(SET PROBLEM)
Copy out each line containing "dmax" from the entries below.

(RECORDS FOR THIS TASK)
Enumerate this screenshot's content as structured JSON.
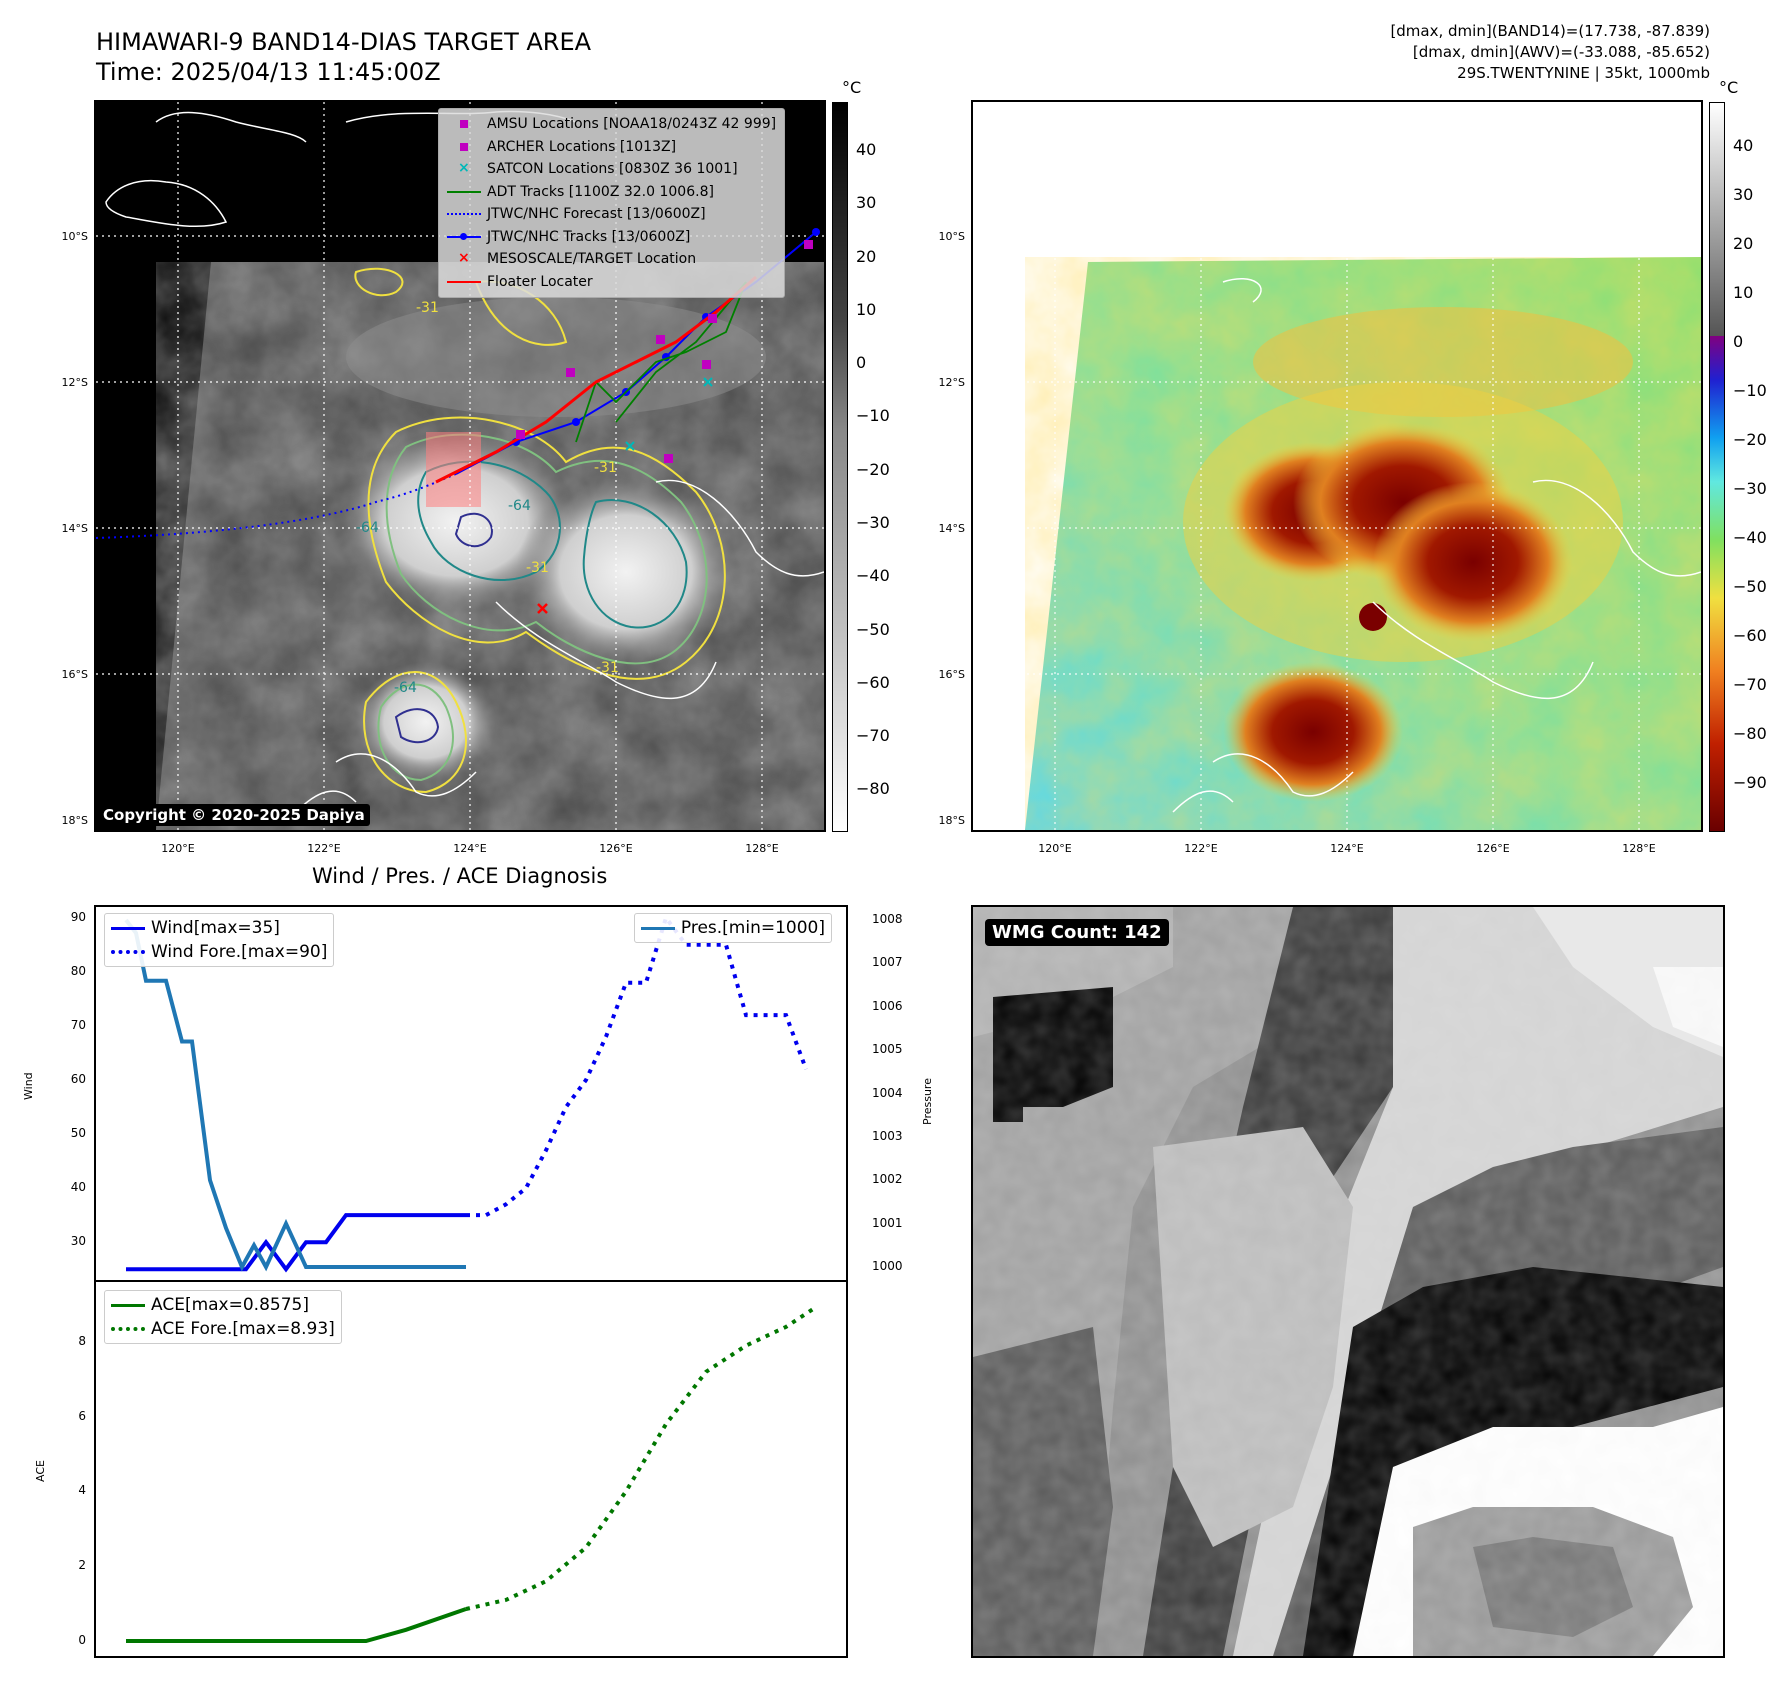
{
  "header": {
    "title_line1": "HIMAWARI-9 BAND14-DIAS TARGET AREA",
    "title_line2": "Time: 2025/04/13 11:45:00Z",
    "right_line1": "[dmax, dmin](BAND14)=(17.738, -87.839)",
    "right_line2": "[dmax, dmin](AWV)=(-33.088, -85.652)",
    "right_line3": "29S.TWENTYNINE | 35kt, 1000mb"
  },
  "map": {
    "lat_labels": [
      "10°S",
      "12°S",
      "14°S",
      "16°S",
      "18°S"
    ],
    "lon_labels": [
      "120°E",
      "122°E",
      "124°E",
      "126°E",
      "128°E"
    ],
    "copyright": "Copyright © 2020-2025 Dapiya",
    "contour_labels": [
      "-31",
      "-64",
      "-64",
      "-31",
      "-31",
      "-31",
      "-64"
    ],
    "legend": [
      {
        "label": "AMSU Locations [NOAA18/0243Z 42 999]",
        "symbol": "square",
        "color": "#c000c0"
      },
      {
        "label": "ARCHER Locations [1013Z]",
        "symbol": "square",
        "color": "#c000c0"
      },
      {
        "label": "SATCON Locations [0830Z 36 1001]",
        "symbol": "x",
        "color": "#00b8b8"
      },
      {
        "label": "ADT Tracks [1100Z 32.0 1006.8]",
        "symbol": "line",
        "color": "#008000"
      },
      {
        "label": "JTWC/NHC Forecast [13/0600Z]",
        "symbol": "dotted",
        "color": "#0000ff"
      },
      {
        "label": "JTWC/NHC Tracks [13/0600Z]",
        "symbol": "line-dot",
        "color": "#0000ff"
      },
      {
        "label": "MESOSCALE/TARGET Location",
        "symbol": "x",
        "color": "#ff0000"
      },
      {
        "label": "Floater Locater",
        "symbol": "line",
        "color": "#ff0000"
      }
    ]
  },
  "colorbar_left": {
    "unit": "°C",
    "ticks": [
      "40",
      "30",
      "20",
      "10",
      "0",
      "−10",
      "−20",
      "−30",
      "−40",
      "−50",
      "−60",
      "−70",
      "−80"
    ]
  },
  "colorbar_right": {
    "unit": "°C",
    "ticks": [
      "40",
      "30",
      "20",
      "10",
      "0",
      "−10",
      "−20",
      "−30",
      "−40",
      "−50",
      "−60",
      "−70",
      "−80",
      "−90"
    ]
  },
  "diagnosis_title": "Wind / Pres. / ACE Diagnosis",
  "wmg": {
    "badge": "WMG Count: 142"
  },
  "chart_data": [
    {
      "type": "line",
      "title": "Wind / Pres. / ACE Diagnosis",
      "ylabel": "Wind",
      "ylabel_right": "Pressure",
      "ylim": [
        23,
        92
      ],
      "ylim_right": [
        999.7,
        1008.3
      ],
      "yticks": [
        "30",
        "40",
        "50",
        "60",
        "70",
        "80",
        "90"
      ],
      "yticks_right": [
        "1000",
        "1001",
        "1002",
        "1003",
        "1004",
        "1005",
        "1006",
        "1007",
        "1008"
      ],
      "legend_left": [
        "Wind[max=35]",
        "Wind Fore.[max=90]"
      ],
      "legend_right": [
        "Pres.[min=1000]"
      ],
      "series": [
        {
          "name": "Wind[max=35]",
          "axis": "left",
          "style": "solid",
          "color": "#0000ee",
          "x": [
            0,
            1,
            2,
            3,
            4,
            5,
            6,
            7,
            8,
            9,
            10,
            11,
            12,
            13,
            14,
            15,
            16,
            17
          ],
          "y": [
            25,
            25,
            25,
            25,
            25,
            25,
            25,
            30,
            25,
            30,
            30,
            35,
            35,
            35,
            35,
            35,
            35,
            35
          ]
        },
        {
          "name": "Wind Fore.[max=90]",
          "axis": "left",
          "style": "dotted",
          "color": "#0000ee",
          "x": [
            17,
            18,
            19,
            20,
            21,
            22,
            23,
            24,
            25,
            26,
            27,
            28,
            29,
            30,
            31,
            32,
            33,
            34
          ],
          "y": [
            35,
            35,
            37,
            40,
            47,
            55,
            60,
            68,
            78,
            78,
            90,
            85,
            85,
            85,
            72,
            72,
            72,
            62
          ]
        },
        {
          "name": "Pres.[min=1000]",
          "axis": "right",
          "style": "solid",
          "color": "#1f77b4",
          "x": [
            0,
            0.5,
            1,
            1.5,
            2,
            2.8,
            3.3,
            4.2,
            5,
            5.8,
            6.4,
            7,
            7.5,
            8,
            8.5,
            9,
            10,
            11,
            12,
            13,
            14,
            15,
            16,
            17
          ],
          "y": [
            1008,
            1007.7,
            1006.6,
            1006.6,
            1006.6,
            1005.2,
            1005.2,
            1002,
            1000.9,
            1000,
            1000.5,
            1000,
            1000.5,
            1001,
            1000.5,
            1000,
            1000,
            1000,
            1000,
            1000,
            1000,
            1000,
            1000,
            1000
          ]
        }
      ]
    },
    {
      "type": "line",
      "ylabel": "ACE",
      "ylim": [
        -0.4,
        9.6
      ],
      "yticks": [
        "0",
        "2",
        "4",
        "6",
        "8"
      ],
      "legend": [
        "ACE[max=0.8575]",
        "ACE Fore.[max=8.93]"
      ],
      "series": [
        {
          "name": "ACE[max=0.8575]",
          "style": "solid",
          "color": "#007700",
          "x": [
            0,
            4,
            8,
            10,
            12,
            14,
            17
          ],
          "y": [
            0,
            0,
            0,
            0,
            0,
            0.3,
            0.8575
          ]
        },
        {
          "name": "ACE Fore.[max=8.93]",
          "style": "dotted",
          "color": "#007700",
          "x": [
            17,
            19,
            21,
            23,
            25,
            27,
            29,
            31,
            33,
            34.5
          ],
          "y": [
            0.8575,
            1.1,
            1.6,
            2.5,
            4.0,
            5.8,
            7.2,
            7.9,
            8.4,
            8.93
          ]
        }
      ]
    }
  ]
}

(COMPLETED TASK)
    "right_line1": "[dmax, dmin](BAND14)=(17.738, -87.839)",
    "right_line2": "[dmax, dmin](AWV)=(-33.088, -85.652)",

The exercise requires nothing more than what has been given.